** Start of GIVEN INFORMATION **

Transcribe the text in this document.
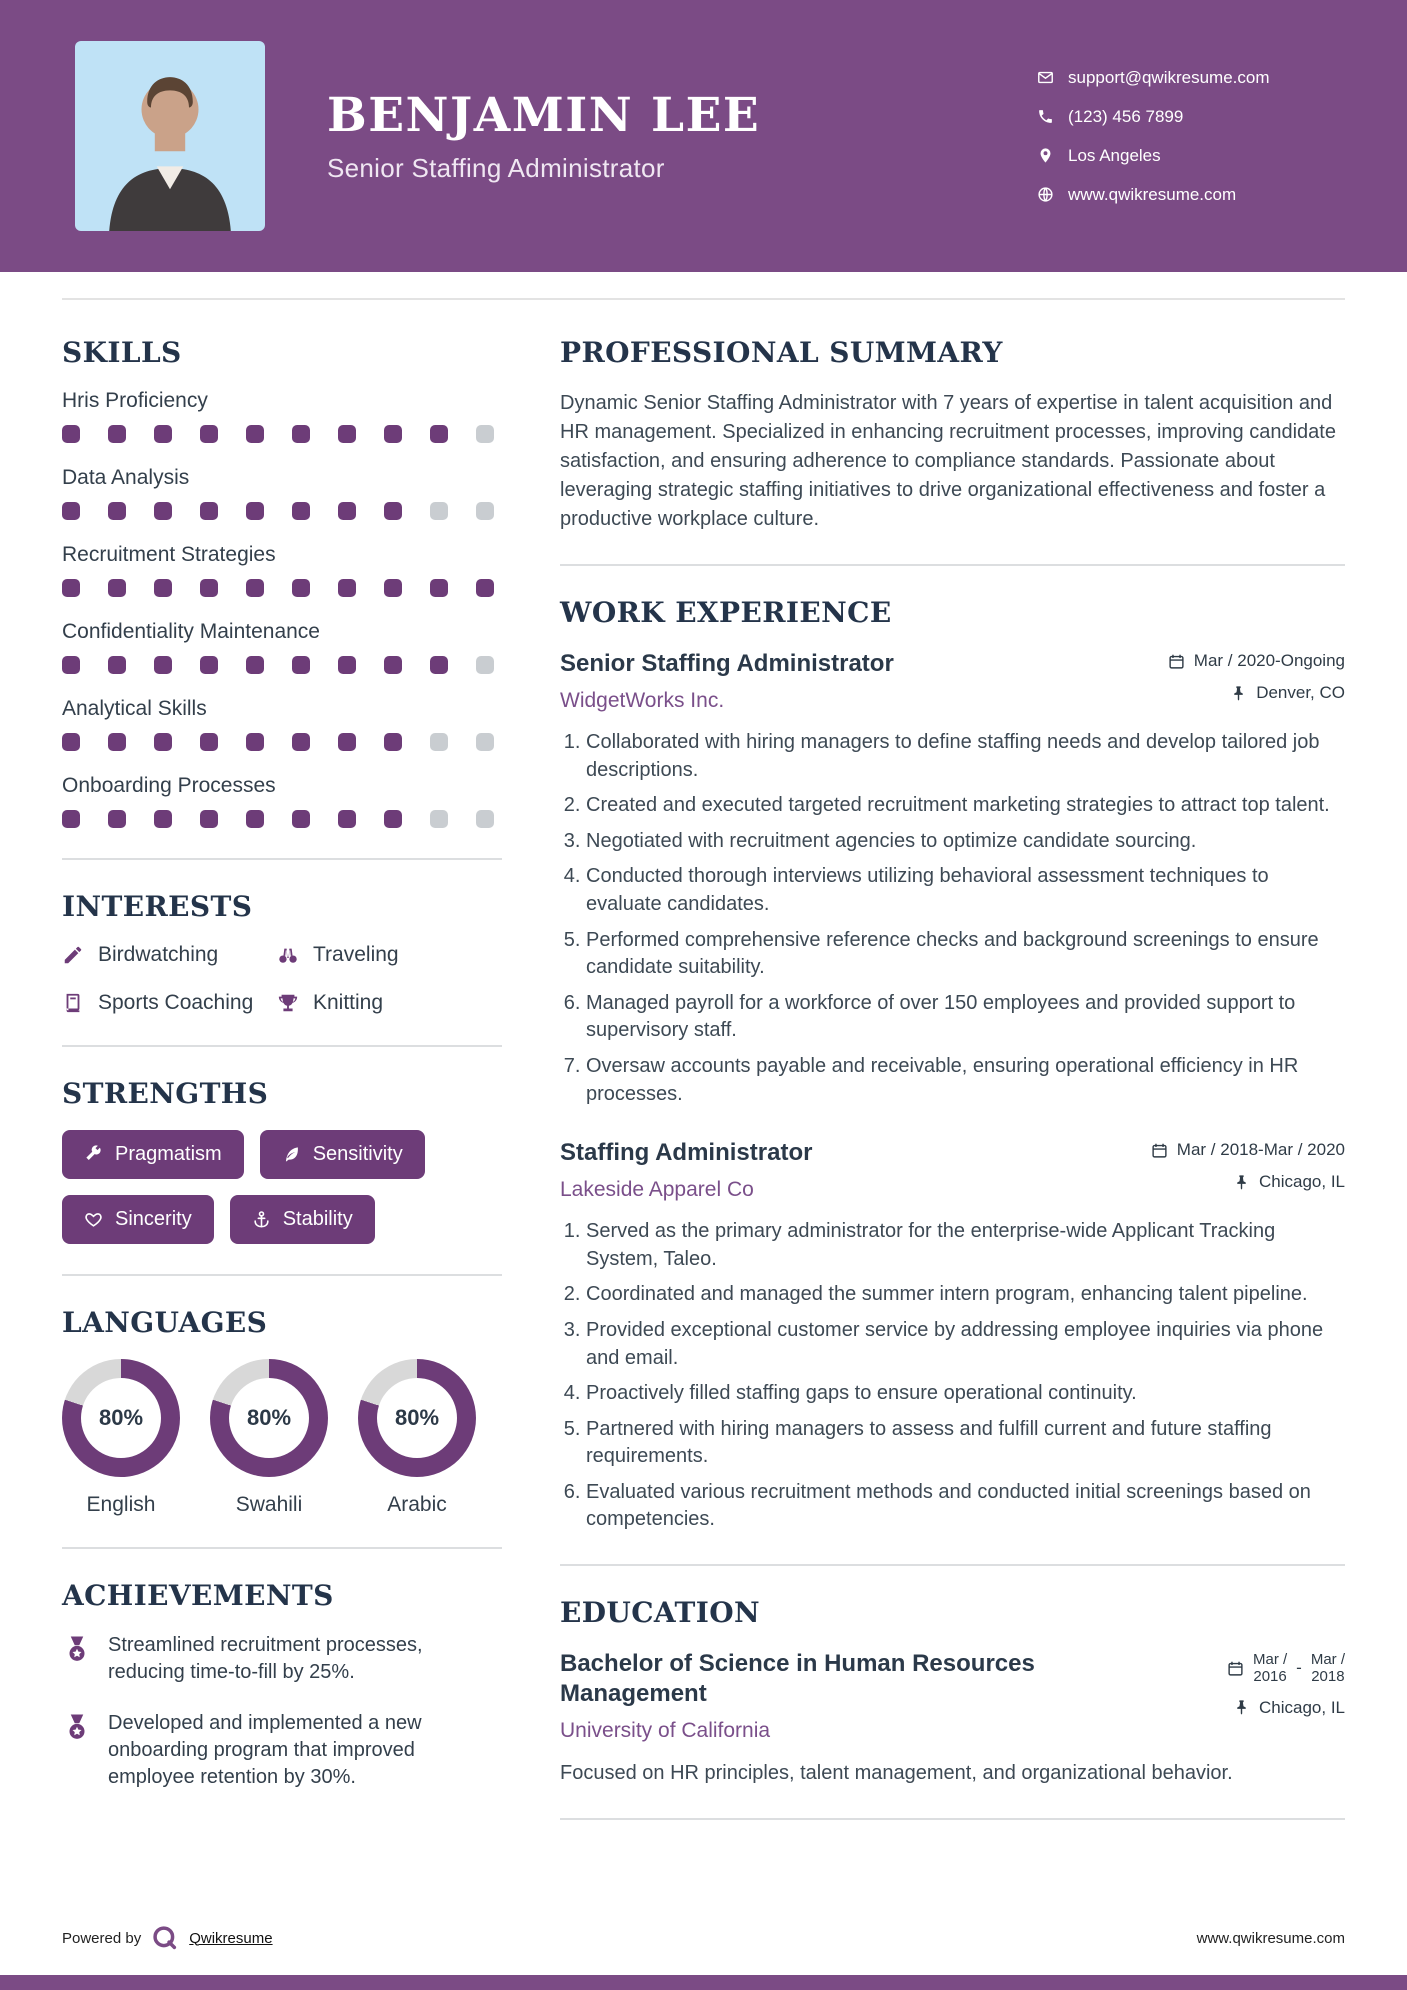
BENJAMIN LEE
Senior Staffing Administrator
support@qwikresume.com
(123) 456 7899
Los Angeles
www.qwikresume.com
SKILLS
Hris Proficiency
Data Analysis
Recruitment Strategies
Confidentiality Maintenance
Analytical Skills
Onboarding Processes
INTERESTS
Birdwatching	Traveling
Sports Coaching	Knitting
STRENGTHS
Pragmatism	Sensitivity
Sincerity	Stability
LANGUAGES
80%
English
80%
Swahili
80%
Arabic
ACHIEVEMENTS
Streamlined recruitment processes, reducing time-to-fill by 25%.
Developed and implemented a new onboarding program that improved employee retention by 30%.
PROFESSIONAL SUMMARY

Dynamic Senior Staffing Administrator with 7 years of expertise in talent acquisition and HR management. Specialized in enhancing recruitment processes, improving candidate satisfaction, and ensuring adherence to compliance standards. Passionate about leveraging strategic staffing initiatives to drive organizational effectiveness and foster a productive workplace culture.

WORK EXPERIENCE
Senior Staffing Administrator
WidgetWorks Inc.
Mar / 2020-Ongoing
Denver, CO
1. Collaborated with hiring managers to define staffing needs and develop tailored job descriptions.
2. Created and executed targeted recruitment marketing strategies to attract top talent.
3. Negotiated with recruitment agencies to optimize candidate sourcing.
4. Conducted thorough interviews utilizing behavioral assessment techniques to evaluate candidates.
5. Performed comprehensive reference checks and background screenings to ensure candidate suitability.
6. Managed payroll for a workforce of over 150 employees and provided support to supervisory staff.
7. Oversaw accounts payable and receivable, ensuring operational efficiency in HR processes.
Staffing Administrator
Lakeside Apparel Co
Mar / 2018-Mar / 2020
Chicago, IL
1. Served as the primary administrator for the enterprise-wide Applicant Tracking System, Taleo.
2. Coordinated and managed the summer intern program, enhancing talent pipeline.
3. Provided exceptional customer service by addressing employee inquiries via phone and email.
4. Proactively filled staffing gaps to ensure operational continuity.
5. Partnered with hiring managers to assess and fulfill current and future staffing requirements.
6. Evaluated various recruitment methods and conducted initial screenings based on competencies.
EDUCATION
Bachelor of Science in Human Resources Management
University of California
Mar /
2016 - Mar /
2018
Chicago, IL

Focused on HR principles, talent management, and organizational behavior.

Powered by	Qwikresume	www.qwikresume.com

** End of GIVEN INFORMATION **
** Start of GIVEN INFORMATION **

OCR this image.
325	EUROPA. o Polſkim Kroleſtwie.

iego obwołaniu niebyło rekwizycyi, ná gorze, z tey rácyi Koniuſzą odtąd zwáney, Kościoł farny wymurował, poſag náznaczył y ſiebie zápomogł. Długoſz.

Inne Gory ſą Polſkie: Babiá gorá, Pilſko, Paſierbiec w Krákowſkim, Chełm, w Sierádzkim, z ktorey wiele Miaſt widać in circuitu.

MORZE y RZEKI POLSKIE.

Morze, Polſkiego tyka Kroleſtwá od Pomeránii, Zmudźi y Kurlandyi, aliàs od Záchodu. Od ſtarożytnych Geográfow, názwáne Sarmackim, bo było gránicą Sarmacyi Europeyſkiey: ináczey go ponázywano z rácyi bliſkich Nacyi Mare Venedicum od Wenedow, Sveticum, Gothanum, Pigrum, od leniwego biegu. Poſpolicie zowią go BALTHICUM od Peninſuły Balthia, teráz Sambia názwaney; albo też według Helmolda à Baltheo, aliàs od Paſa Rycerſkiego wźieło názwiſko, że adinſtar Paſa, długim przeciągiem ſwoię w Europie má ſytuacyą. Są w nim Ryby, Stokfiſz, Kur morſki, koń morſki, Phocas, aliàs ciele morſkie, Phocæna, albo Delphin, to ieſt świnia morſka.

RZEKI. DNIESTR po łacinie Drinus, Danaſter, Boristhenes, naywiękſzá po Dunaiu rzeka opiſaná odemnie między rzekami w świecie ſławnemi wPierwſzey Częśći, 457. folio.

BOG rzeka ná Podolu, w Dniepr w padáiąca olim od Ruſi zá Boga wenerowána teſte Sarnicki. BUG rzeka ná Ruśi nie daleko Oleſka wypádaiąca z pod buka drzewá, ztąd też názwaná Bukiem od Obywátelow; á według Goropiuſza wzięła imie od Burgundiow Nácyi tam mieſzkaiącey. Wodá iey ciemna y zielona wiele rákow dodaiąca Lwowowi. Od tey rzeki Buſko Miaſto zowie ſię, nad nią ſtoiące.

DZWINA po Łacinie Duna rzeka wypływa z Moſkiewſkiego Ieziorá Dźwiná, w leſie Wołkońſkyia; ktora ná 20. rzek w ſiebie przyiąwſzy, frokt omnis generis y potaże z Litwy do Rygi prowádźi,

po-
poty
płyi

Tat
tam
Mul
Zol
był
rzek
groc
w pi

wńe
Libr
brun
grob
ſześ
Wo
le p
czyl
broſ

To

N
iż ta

** End of GIVEN INFORMATION **

* PROBLEM DETAILS *
Go through the listing above and return every line where the word "qwikresume" occurs.

* RESULT *
support@qwikresume.com
www.qwikresume.com
Powered by	Qwikresume	www.qwikresume.com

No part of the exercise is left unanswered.